In the entries below, find the lines that contain the word "project" and copy them.

__________

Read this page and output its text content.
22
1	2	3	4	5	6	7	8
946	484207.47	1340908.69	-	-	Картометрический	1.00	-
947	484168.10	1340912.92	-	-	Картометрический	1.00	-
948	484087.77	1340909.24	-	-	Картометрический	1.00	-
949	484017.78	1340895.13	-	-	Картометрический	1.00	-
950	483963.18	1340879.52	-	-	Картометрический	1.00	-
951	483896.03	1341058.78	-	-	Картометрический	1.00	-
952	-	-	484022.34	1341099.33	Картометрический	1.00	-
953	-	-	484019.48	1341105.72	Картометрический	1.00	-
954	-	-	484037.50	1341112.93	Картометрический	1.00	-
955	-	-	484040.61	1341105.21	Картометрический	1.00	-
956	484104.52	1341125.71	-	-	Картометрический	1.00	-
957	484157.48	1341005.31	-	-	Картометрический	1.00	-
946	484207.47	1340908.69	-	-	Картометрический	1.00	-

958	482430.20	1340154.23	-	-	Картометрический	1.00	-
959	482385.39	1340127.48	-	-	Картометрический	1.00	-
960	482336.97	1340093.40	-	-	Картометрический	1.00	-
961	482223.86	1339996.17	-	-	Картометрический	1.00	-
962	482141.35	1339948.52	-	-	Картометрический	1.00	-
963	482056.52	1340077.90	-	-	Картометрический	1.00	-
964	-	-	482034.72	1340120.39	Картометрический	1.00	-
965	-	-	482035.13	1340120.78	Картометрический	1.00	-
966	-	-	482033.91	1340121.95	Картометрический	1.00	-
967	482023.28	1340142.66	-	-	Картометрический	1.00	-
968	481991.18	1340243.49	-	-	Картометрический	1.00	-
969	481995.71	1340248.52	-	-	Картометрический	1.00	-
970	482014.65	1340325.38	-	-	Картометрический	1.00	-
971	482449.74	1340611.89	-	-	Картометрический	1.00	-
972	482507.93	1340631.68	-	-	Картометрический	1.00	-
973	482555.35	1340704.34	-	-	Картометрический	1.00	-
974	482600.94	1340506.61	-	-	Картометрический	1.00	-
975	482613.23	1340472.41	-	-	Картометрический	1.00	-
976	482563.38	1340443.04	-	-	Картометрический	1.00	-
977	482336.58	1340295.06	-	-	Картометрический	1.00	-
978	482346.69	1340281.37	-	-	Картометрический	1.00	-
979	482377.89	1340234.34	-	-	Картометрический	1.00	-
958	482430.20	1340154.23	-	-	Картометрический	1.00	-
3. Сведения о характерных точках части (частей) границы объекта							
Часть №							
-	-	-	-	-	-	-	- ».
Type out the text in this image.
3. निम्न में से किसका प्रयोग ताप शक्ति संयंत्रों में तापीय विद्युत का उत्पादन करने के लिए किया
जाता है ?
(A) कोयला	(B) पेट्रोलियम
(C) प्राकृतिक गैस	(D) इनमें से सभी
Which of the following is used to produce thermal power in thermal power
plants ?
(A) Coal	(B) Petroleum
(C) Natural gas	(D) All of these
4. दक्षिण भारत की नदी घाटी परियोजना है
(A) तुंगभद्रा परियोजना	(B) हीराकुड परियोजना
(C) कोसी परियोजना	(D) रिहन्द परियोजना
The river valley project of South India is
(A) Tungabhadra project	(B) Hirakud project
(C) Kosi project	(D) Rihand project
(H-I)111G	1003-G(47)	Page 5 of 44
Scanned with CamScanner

__________

*Solution for this task*.
The river valley project of South India is
(A) Tungabhadra project	(B) Hirakud project
(C) Kosi project	(D) Rihand project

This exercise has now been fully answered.